BRIEF
Reproduce everything from the line containing "21, 155, 29]" down to the line containing "84, 513, 95]", replacing "slider" with "range" and leaving all other text unchanged.

--- --- ---

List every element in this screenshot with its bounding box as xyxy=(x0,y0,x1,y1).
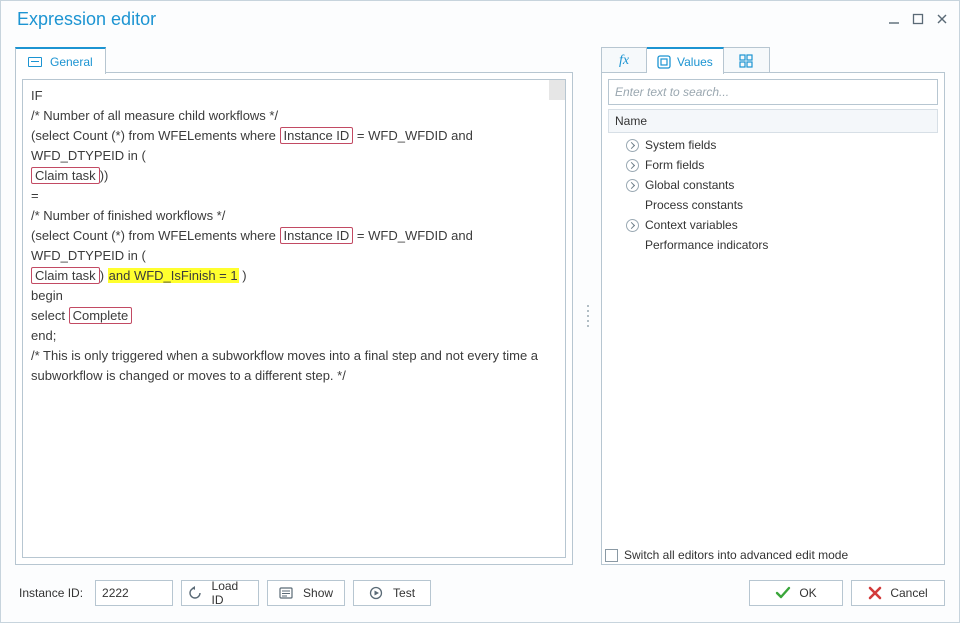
dialog-actions: OK Cancel xyxy=(749,580,945,606)
tree: System fields Form fields Global constan… xyxy=(608,135,938,255)
right-pane: fx Values xyxy=(601,45,945,608)
load-id-button[interactable]: Load ID xyxy=(181,580,259,606)
editor-line: /* This is only triggered when a subwork… xyxy=(31,346,541,386)
tree-item-performance-indicators[interactable]: Performance indicators xyxy=(608,235,938,255)
editor-line: end; xyxy=(31,326,557,346)
expand-icon[interactable] xyxy=(626,139,639,152)
instance-id-input[interactable]: 2222 xyxy=(95,580,173,606)
tab-objects[interactable] xyxy=(724,47,770,74)
editor-line: (select Count (*) from WFELements where … xyxy=(31,126,557,166)
instance-id-label: Instance ID: xyxy=(15,586,87,600)
tab-functions[interactable]: fx xyxy=(601,47,647,74)
editor-line: (select Count (*) from WFELements where … xyxy=(31,226,557,266)
window-controls xyxy=(887,12,949,26)
editor-line: /* Number of finished workflows */ xyxy=(31,206,557,226)
tab-general-label: General xyxy=(50,55,93,69)
tree-item-context-variables[interactable]: Context variables xyxy=(608,215,938,235)
titlebar: Expression editor xyxy=(1,1,959,37)
close-button[interactable] xyxy=(935,12,949,26)
left-footer: Instance ID: 2222 Load ID Show xyxy=(15,578,573,608)
left-tab-content: IF /* Number of all measure child workfl… xyxy=(15,72,573,565)
cross-icon xyxy=(868,586,882,600)
advanced-mode-checkbox-row[interactable]: Switch all editors into advanced edit mo… xyxy=(603,548,848,562)
minimize-button[interactable] xyxy=(887,12,901,26)
tag-instance-id[interactable]: Instance ID xyxy=(280,227,354,244)
highlight: and WFD_IsFinish = 1 xyxy=(108,268,239,283)
tree-item-process-constants[interactable]: Process constants xyxy=(608,195,938,215)
tag-claim-task[interactable]: Claim task xyxy=(31,267,100,284)
body: General IF /* Number of all measure chil… xyxy=(15,45,945,608)
cancel-button[interactable]: Cancel xyxy=(851,580,945,606)
tree-item-system-fields[interactable]: System fields xyxy=(608,135,938,155)
editor-line: IF xyxy=(31,86,557,106)
tag-complete[interactable]: Complete xyxy=(69,307,133,324)
editor-line: = xyxy=(31,186,557,206)
expression-editor-window: Expression editor General xyxy=(0,0,960,623)
maximize-button[interactable] xyxy=(911,12,925,26)
window-title: Expression editor xyxy=(17,9,156,30)
right-footer: Switch all editors into advanced edit mo… xyxy=(601,578,945,608)
form-icon xyxy=(28,57,42,67)
tag-claim-task[interactable]: Claim task xyxy=(31,167,100,184)
splitter-handle[interactable] xyxy=(585,305,591,327)
editor-line: begin xyxy=(31,286,557,306)
check-icon xyxy=(775,586,791,600)
scrollbar-thumb[interactable] xyxy=(549,80,565,100)
expand-icon[interactable] xyxy=(626,219,639,232)
values-icon xyxy=(657,55,671,69)
tree-item-form-fields[interactable]: Form fields xyxy=(608,155,938,175)
expand-icon[interactable] xyxy=(626,159,639,172)
checkbox-icon[interactable] xyxy=(605,549,618,562)
tree-header[interactable]: Name xyxy=(608,109,938,133)
left-tabstrip: General xyxy=(15,45,573,73)
editor-line: Claim task)) xyxy=(31,166,557,186)
play-icon xyxy=(369,586,383,600)
tag-instance-id[interactable]: Instance ID xyxy=(280,127,354,144)
right-tab-content: Enter text to search... Name System fiel… xyxy=(601,72,945,565)
right-tabstrip: fx Values xyxy=(601,45,945,73)
tab-general[interactable]: General xyxy=(15,47,106,74)
left-pane: General IF /* Number of all measure chil… xyxy=(15,45,573,608)
refresh-icon xyxy=(188,586,202,600)
tab-values[interactable]: Values xyxy=(647,47,724,74)
list-icon xyxy=(279,586,293,600)
test-button[interactable]: Test xyxy=(353,580,431,606)
search-input[interactable]: Enter text to search... xyxy=(608,79,938,105)
show-button[interactable]: Show xyxy=(267,580,345,606)
fx-icon: fx xyxy=(619,53,629,69)
advanced-mode-label: Switch all editors into advanced edit mo… xyxy=(624,548,848,562)
ok-button[interactable]: OK xyxy=(749,580,843,606)
editor-line: /* Number of all measure child workflows… xyxy=(31,106,557,126)
grid-icon xyxy=(739,54,753,68)
editor-line: select Complete xyxy=(31,306,557,326)
editor-line: Claim task) and WFD_IsFinish = 1 ) xyxy=(31,266,557,286)
expression-editor[interactable]: IF /* Number of all measure child workfl… xyxy=(22,79,566,558)
tree-item-global-constants[interactable]: Global constants xyxy=(608,175,938,195)
tab-values-label: Values xyxy=(677,55,713,69)
expand-icon[interactable] xyxy=(626,179,639,192)
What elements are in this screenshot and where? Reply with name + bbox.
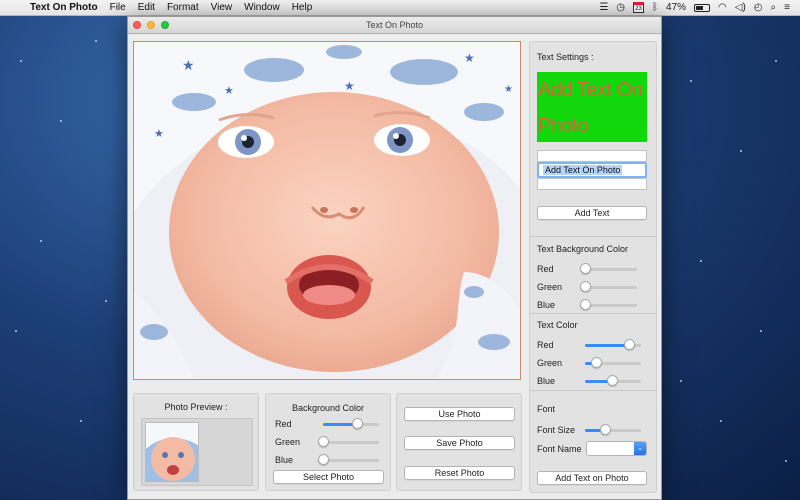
minimize-button[interactable]	[147, 21, 155, 29]
text-bg-blue-label: Blue	[537, 300, 556, 310]
text-bg-green-label: Green	[537, 282, 563, 292]
volume-icon[interactable]: ◁)	[735, 0, 746, 16]
text-input[interactable]: Add Text On Photo	[537, 162, 647, 178]
window-title: Text On Photo	[365, 20, 424, 30]
photo-thumbnail	[145, 422, 199, 482]
text-bg-blue-slider[interactable]	[580, 298, 637, 310]
text-green-label: Green	[537, 358, 563, 368]
font-name-label: Font Name	[537, 444, 582, 454]
wifi-icon[interactable]: ◠	[718, 0, 727, 16]
baby-photo-image: ★ ★ ★ ★ ★ ★	[134, 42, 520, 379]
text-bg-green-slider[interactable]	[580, 280, 637, 292]
menu-app-name[interactable]: Text On Photo	[26, 0, 104, 16]
text-preview: Add Text On Photo	[537, 72, 647, 142]
text-field-top[interactable]	[537, 150, 647, 162]
font-size-slider[interactable]	[585, 423, 641, 435]
svg-text:★: ★	[154, 128, 164, 140]
menu-edit[interactable]: Edit	[132, 0, 161, 16]
text-blue-label: Blue	[537, 376, 556, 386]
main-photo: ★ ★ ★ ★ ★ ★	[133, 41, 521, 380]
app-window: Text On Photo ★ ★ ★ ★ ★ ★ Photo Preview …	[127, 16, 662, 500]
time-machine-icon[interactable]: ◴	[754, 0, 763, 16]
bg-blue-label: Blue	[275, 455, 294, 465]
menu-window[interactable]: Window	[238, 0, 286, 16]
photo-preview-panel: Photo Preview :	[133, 393, 259, 491]
notification-center-icon[interactable]: ≡	[784, 0, 790, 16]
text-bg-red-label: Red	[537, 264, 554, 274]
text-red-slider[interactable]	[585, 338, 641, 350]
spotlight-icon[interactable]: ⌕	[771, 0, 777, 16]
add-text-button[interactable]: Add Text	[537, 206, 647, 220]
title-bar[interactable]: Text On Photo	[128, 17, 661, 34]
bg-red-slider[interactable]	[323, 417, 379, 429]
svg-text:★: ★	[182, 57, 195, 73]
bg-green-slider[interactable]	[318, 435, 379, 447]
clock-icon[interactable]: ◷	[616, 0, 625, 16]
bluetooth-icon[interactable]: ᛒ	[652, 0, 658, 16]
photo-actions-panel: Use Photo Save Photo Reset Photo	[396, 393, 522, 491]
font-name-select[interactable]: ⌄	[586, 441, 647, 456]
menu-format[interactable]: Format	[161, 0, 205, 16]
svg-text:★: ★	[504, 84, 513, 95]
text-red-label: Red	[537, 340, 554, 350]
save-photo-button[interactable]: Save Photo	[404, 436, 515, 450]
svg-text:★: ★	[344, 79, 355, 93]
menu-bar: Text On Photo File Edit Format View Wind…	[0, 0, 800, 16]
menu-help[interactable]: Help	[286, 0, 319, 16]
bg-red-label: Red	[275, 419, 292, 429]
photo-preview-title: Photo Preview :	[164, 402, 228, 412]
text-green-slider[interactable]	[585, 356, 641, 368]
bg-blue-slider[interactable]	[318, 453, 379, 465]
menu-file[interactable]: File	[104, 0, 132, 16]
text-input-value: Add Text On Photo	[543, 165, 623, 175]
text-bg-red-slider[interactable]	[580, 262, 637, 274]
close-button[interactable]	[133, 21, 141, 29]
zoom-button[interactable]	[161, 21, 169, 29]
list-icon[interactable]: ☰	[599, 0, 608, 16]
reset-photo-button[interactable]: Reset Photo	[404, 466, 515, 480]
menu-view[interactable]: View	[205, 0, 239, 16]
font-size-label: Font Size	[537, 425, 576, 435]
svg-text:★: ★	[224, 85, 234, 97]
chevron-updown-icon: ⌄	[634, 442, 646, 455]
background-color-panel: Background Color Red Green Blue Select P…	[265, 393, 391, 491]
text-blue-slider[interactable]	[585, 374, 641, 386]
text-settings-sidebar: Text Settings : Add Text On Photo Add Te…	[529, 41, 657, 493]
calendar-icon[interactable]: 23	[633, 2, 645, 13]
text-background-color-title: Text Background Color	[537, 244, 629, 254]
battery-percent: 47%	[666, 1, 687, 13]
use-photo-button[interactable]: Use Photo	[404, 407, 515, 421]
text-field-bottom[interactable]	[537, 178, 647, 190]
add-text-on-photo-button[interactable]: Add Text on Photo	[537, 471, 647, 485]
bg-green-label: Green	[275, 437, 301, 447]
background-color-title: Background Color	[291, 403, 365, 413]
battery-icon[interactable]	[694, 3, 711, 12]
text-color-title: Text Color	[537, 320, 578, 330]
svg-text:★: ★	[464, 51, 475, 65]
select-photo-button[interactable]: Select Photo	[273, 470, 384, 484]
font-title: Font	[537, 404, 556, 414]
text-settings-title: Text Settings :	[537, 52, 594, 62]
photo-preview-box	[141, 418, 253, 486]
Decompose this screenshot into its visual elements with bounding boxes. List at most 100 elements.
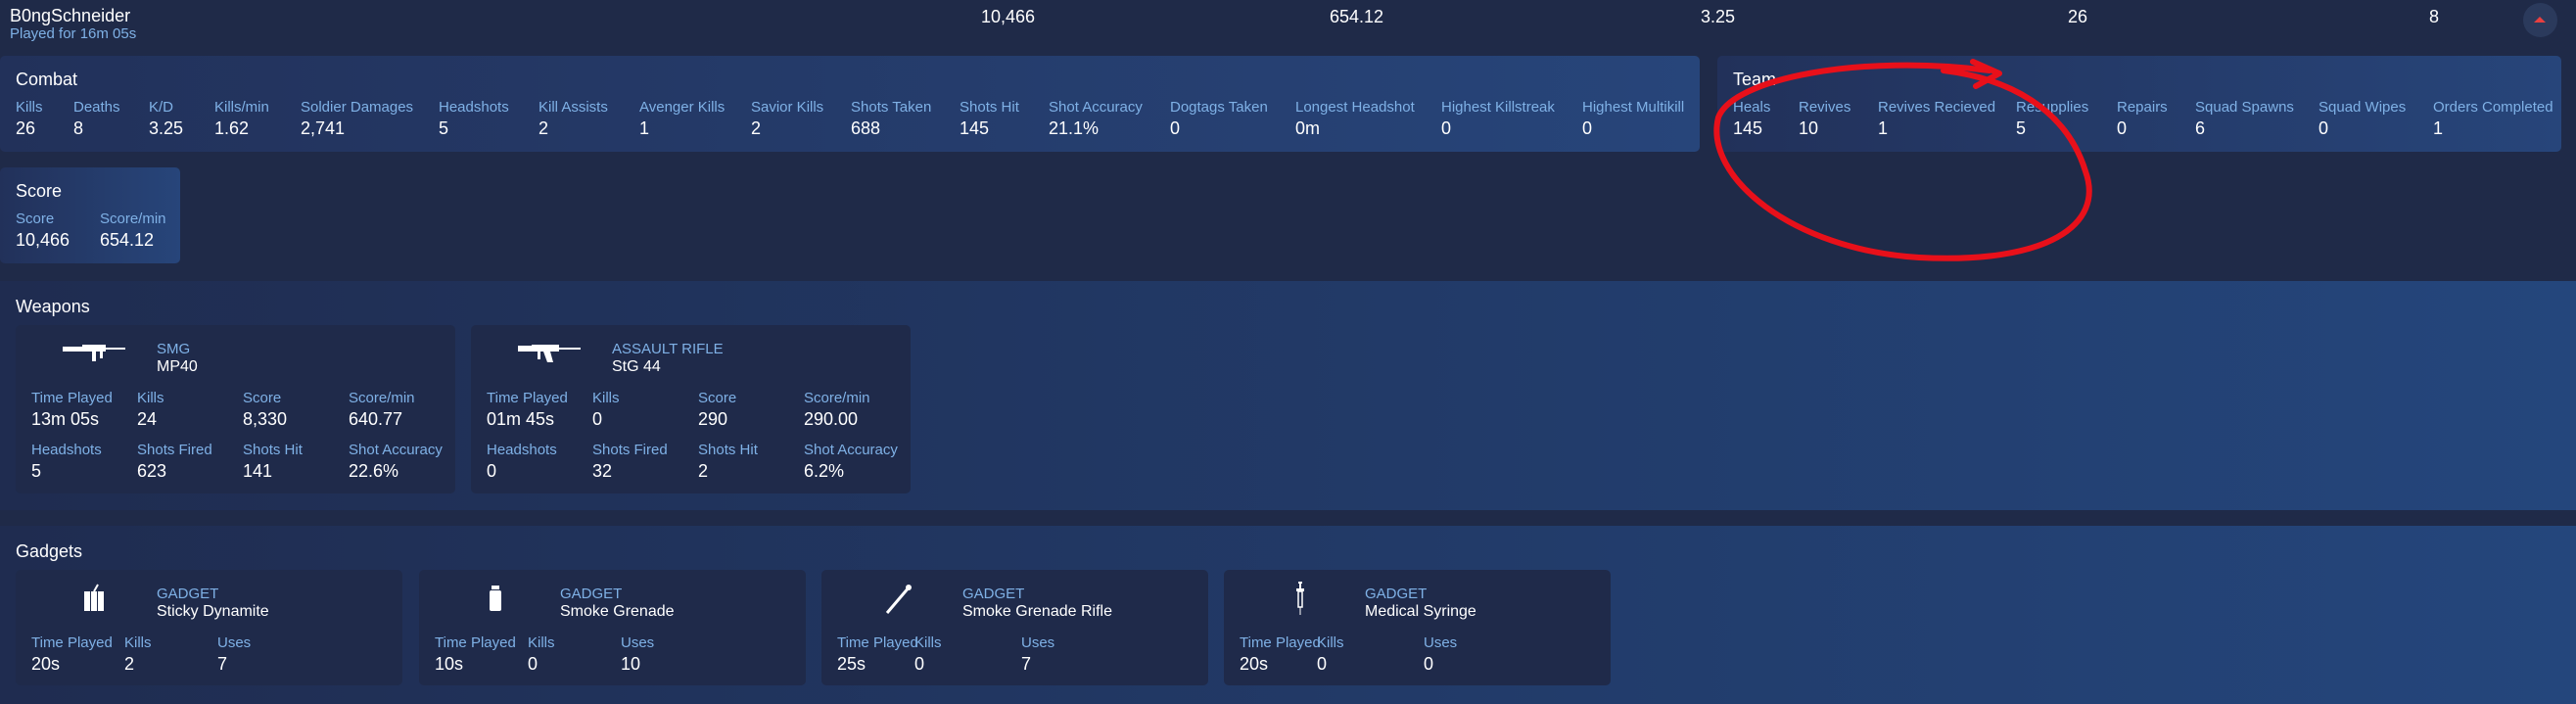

--- --- ---

CORRECT RESULT
minimize-button[interactable]	[147, 21, 155, 29]
text-bg-blue-label: Blue	[537, 300, 556, 310]
text-bg-green-label: Green	[537, 282, 563, 292]
volume-icon[interactable]: ◁)	[735, 0, 746, 16]
text-input[interactable]: Add Text On Photo	[537, 162, 647, 178]
window-title: Text On Photo	[365, 20, 424, 30]
photo-thumbnail	[145, 422, 199, 482]
text-bg-blue-range[interactable]	[580, 298, 637, 310]
text-green-label: Green	[537, 358, 563, 368]
font-name-label: Font Name	[537, 444, 582, 454]
wifi-icon[interactable]: ◠	[718, 0, 727, 16]
baby-photo-image: ★ ★ ★ ★ ★ ★	[134, 42, 520, 379]
text-bg-green-range[interactable]	[580, 280, 637, 292]
menu-app-name[interactable]: Text On Photo	[26, 0, 104, 16]
text-preview: Add Text On Photo	[537, 72, 647, 142]
text-field-top[interactable]	[537, 150, 647, 162]
font-size-range[interactable]	[585, 423, 641, 435]
svg-text:★: ★	[154, 128, 164, 140]
menu-edit[interactable]: Edit	[132, 0, 161, 16]
text-blue-label: Blue	[537, 376, 556, 386]
main-photo: ★ ★ ★ ★ ★ ★	[133, 41, 521, 380]
app-window: Text On Photo ★ ★ ★ ★ ★ ★ Photo Preview …	[127, 16, 662, 500]
time-machine-icon[interactable]: ◴	[754, 0, 763, 16]
bg-blue-label: Blue	[275, 455, 294, 465]
menu-window[interactable]: Window	[238, 0, 286, 16]
photo-preview-panel: Photo Preview :	[133, 393, 259, 491]
notification-center-icon[interactable]: ≡	[784, 0, 790, 16]
text-bg-red-label: Red	[537, 264, 554, 274]
text-red-range[interactable]	[585, 338, 641, 350]
spotlight-icon[interactable]: ⌕	[771, 0, 777, 16]
add-text-button[interactable]: Add Text	[537, 206, 647, 220]
title-bar[interactable]: Text On Photo	[128, 17, 661, 34]
bg-red-range[interactable]	[323, 417, 379, 429]
svg-text:★: ★	[182, 57, 195, 73]
bg-green-range[interactable]	[318, 435, 379, 447]
clock-icon[interactable]: ◷	[616, 0, 625, 16]
bluetooth-icon[interactable]: ᛒ	[652, 0, 658, 16]
photo-actions-panel: Use Photo Save Photo Reset Photo	[396, 393, 522, 491]
font-name-select[interactable]: ⌄	[586, 441, 647, 456]
menu-format[interactable]: Format	[161, 0, 205, 16]
svg-text:★: ★	[504, 84, 513, 95]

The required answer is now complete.